Images should be left out, and everything else in the listing reproduced exactly.

◇ ◇ ◇ ◇

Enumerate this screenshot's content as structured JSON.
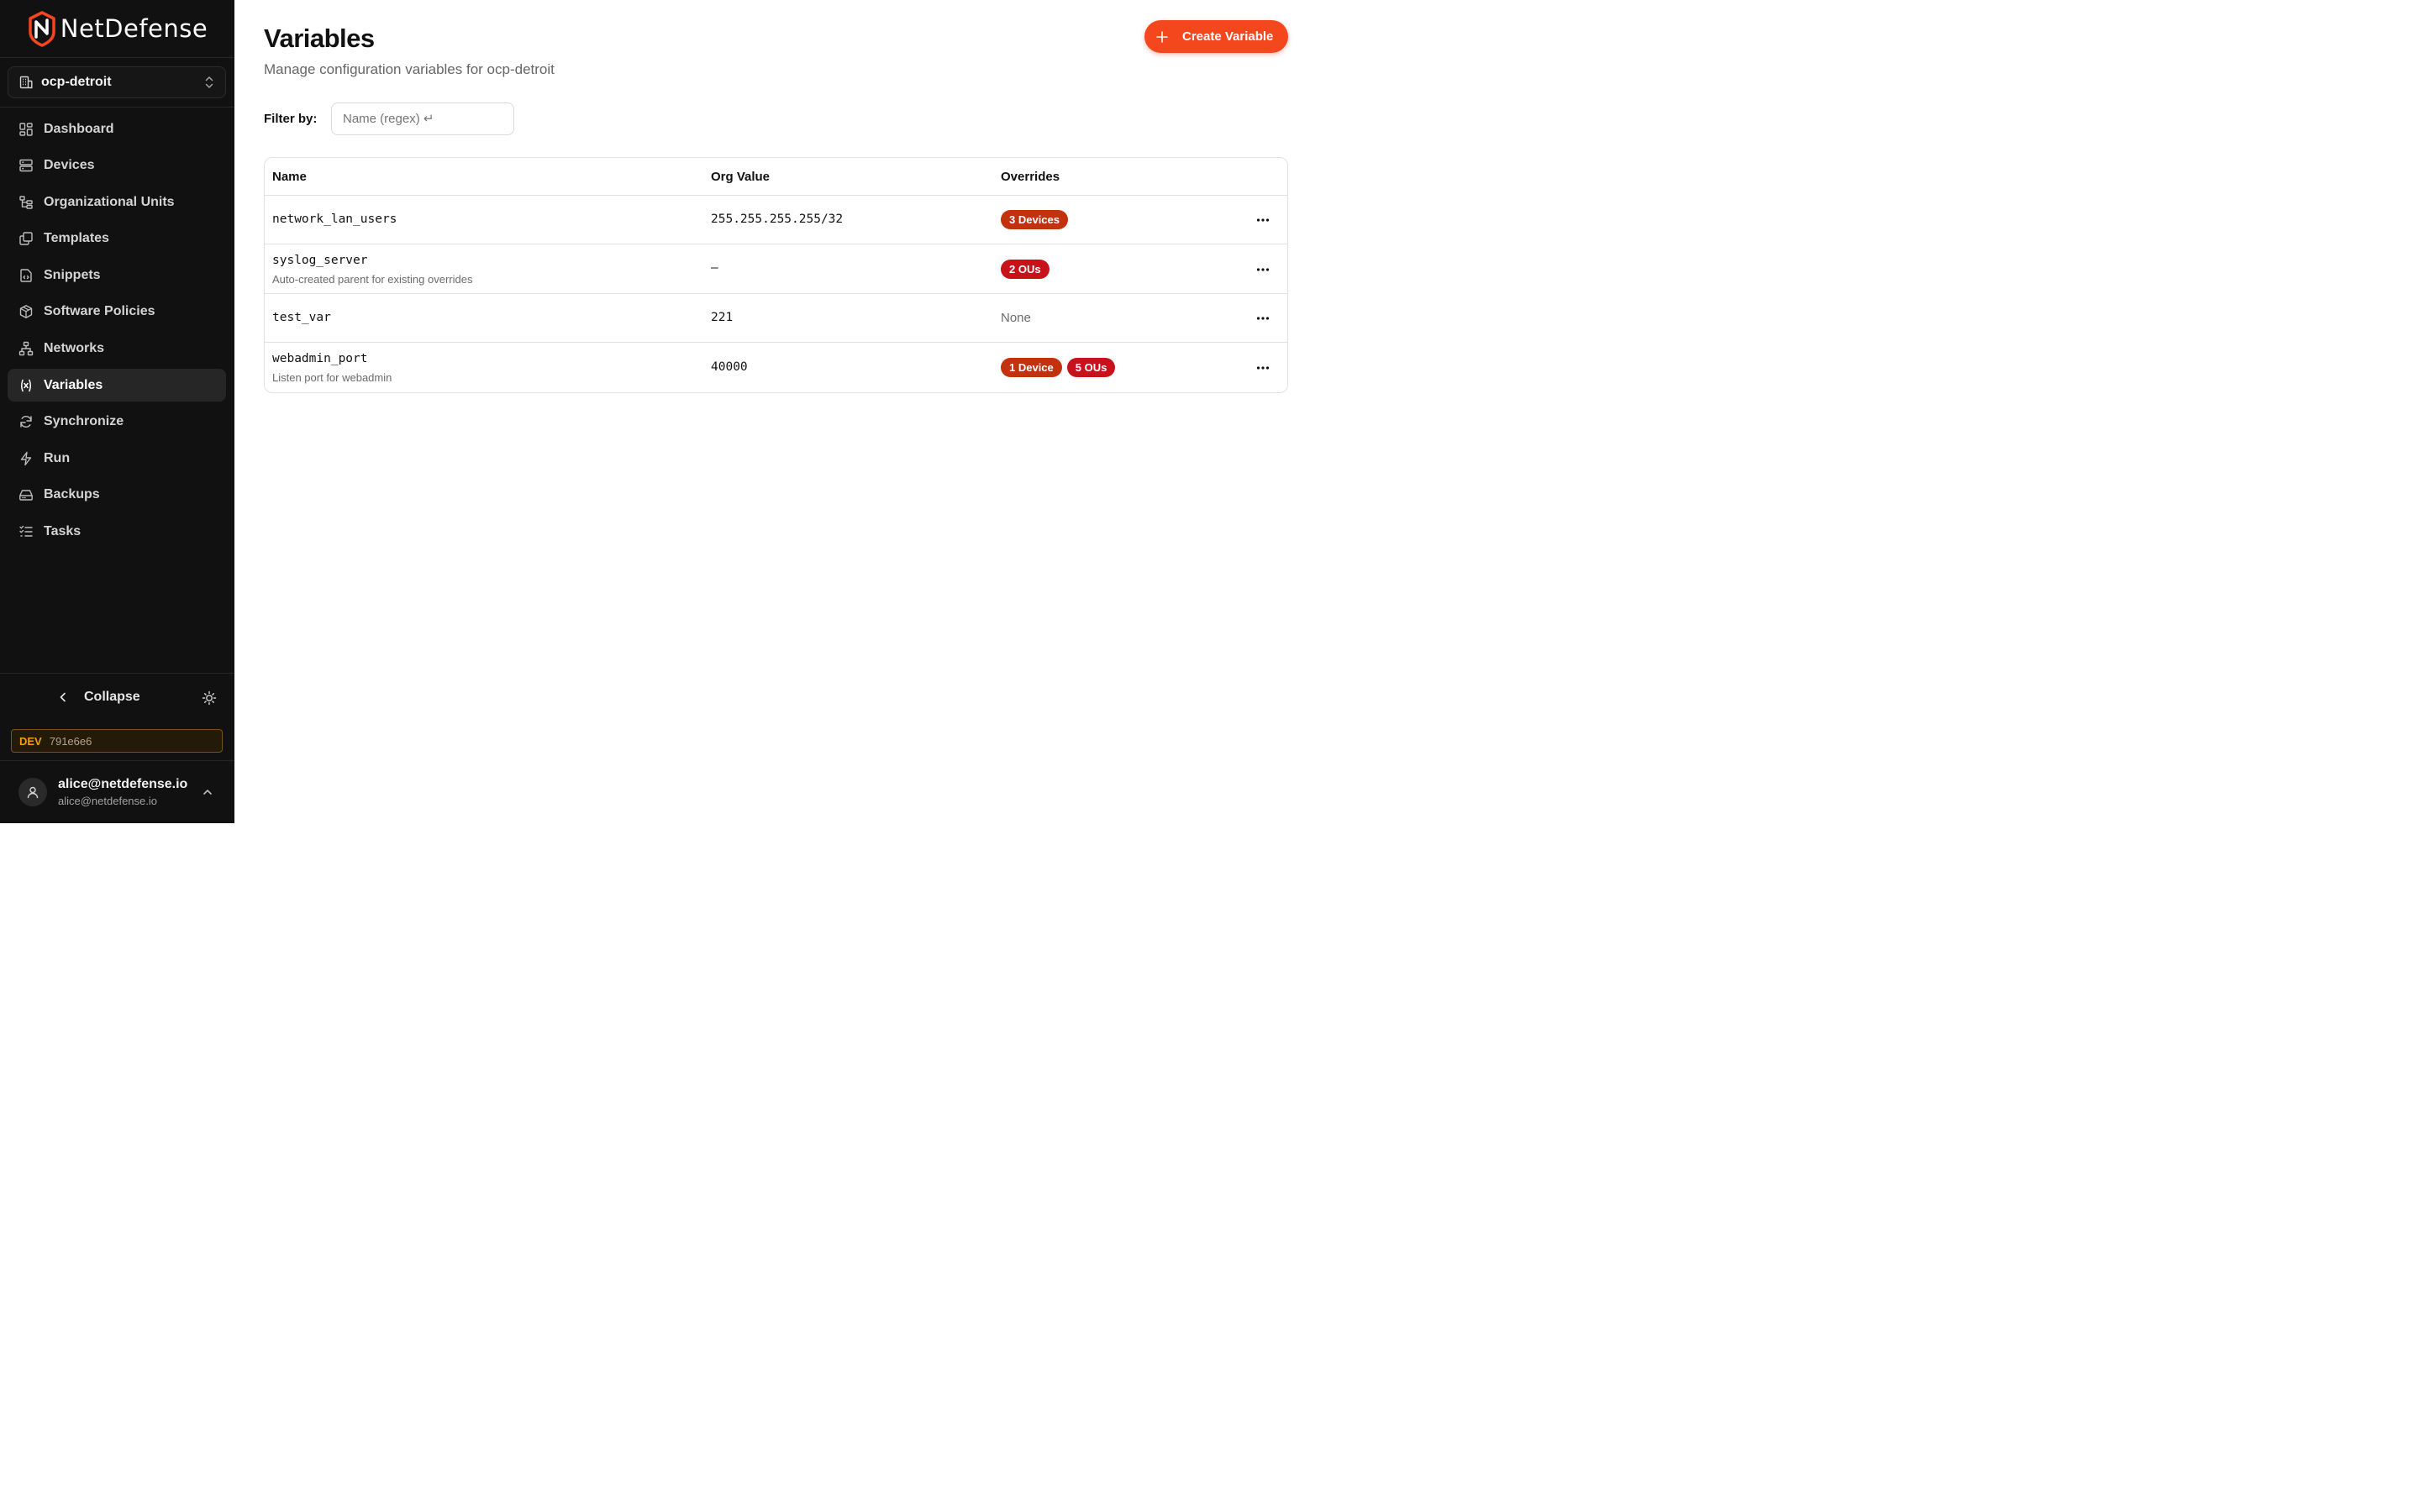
{
  "brand": {
    "name": "NetDefense"
  },
  "org_switcher": {
    "label": "ocp-detroit"
  },
  "nav": {
    "items": [
      {
        "label": "Dashboard",
        "icon": "dashboard-icon",
        "active": false
      },
      {
        "label": "Devices",
        "icon": "server-icon",
        "active": false
      },
      {
        "label": "Organizational Units",
        "icon": "tree-icon",
        "active": false
      },
      {
        "label": "Templates",
        "icon": "copy-icon",
        "active": false
      },
      {
        "label": "Snippets",
        "icon": "code-file-icon",
        "active": false
      },
      {
        "label": "Software Policies",
        "icon": "package-icon",
        "active": false
      },
      {
        "label": "Networks",
        "icon": "network-icon",
        "active": false
      },
      {
        "label": "Variables",
        "icon": "variable-icon",
        "active": true
      },
      {
        "label": "Synchronize",
        "icon": "refresh-icon",
        "active": false
      },
      {
        "label": "Run",
        "icon": "lightning-icon",
        "active": false
      },
      {
        "label": "Backups",
        "icon": "hard-drive-icon",
        "active": false
      },
      {
        "label": "Tasks",
        "icon": "list-check-icon",
        "active": false
      }
    ]
  },
  "sidebar_footer": {
    "collapse_label": "Collapse",
    "env": "DEV",
    "build_hash": "791e6e6",
    "user_name": "alice@netdefense.io",
    "user_email": "alice@netdefense.io"
  },
  "header": {
    "title": "Variables",
    "subtitle": "Manage configuration variables for ocp-detroit",
    "create_button": "Create Variable"
  },
  "filter": {
    "label": "Filter by:",
    "placeholder": "Name (regex) ↵",
    "value": ""
  },
  "table": {
    "columns": [
      "Name",
      "Org Value",
      "Overrides"
    ],
    "rows": [
      {
        "name": "network_lan_users",
        "description": "",
        "org_value": "255.255.255.255/32",
        "overrides": [
          {
            "text": "3 Devices",
            "kind": "device"
          }
        ]
      },
      {
        "name": "syslog_server",
        "description": "Auto-created parent for existing overrides",
        "org_value": "—",
        "overrides": [
          {
            "text": "2 OUs",
            "kind": "ou"
          }
        ]
      },
      {
        "name": "test_var",
        "description": "",
        "org_value": "221",
        "overrides": [],
        "none_text": "None"
      },
      {
        "name": "webadmin_port",
        "description": "Listen port for webadmin",
        "org_value": "40000",
        "overrides": [
          {
            "text": "1 Device",
            "kind": "device"
          },
          {
            "text": "5 OUs",
            "kind": "ou"
          }
        ]
      }
    ]
  },
  "colors": {
    "accent": "#f4471e",
    "sidebar_bg": "#111111",
    "device_badge": "#c2320f",
    "ou_badge": "#c8121b",
    "env_badge": "#f59e0b"
  }
}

◇ ◇ ◇ ◇

▸ Solution:
Enumerate this screenshot's content as structured JSON.
{
  "brand": {
    "name": "NetDefense"
  },
  "org_switcher": {
    "label": "ocp-detroit"
  },
  "nav": {
    "items": [
      {
        "label": "Dashboard",
        "icon": "dashboard-icon",
        "active": false
      },
      {
        "label": "Devices",
        "icon": "server-icon",
        "active": false
      },
      {
        "label": "Organizational Units",
        "icon": "tree-icon",
        "active": false
      },
      {
        "label": "Templates",
        "icon": "copy-icon",
        "active": false
      },
      {
        "label": "Snippets",
        "icon": "code-file-icon",
        "active": false
      },
      {
        "label": "Software Policies",
        "icon": "package-icon",
        "active": false
      },
      {
        "label": "Networks",
        "icon": "network-icon",
        "active": false
      },
      {
        "label": "Variables",
        "icon": "variable-icon",
        "active": true
      },
      {
        "label": "Synchronize",
        "icon": "refresh-icon",
        "active": false
      },
      {
        "label": "Run",
        "icon": "lightning-icon",
        "active": false
      },
      {
        "label": "Backups",
        "icon": "hard-drive-icon",
        "active": false
      },
      {
        "label": "Tasks",
        "icon": "list-check-icon",
        "active": false
      }
    ]
  },
  "sidebar_footer": {
    "collapse_label": "Collapse",
    "env": "DEV",
    "build_hash": "791e6e6",
    "user_name": "alice@netdefense.io",
    "user_email": "alice@netdefense.io"
  },
  "header": {
    "title": "Variables",
    "subtitle": "Manage configuration variables for ocp-detroit",
    "create_button": "Create Variable"
  },
  "filter": {
    "label": "Filter by:",
    "placeholder": "Name (regex) ↵",
    "value": ""
  },
  "table": {
    "columns": [
      "Name",
      "Org Value",
      "Overrides"
    ],
    "rows": [
      {
        "name": "network_lan_users",
        "description": "",
        "org_value": "255.255.255.255/32",
        "overrides": [
          {
            "text": "3 Devices",
            "kind": "device"
          }
        ]
      },
      {
        "name": "syslog_server",
        "description": "Auto-created parent for existing overrides",
        "org_value": "—",
        "overrides": [
          {
            "text": "2 OUs",
            "kind": "ou"
          }
        ]
      },
      {
        "name": "test_var",
        "description": "",
        "org_value": "221",
        "overrides": [],
        "none_text": "None"
      },
      {
        "name": "webadmin_port",
        "description": "Listen port for webadmin",
        "org_value": "40000",
        "overrides": [
          {
            "text": "1 Device",
            "kind": "device"
          },
          {
            "text": "5 OUs",
            "kind": "ou"
          }
        ]
      }
    ]
  },
  "colors": {
    "accent": "#f4471e",
    "sidebar_bg": "#111111",
    "device_badge": "#c2320f",
    "ou_badge": "#c8121b",
    "env_badge": "#f59e0b"
  }
}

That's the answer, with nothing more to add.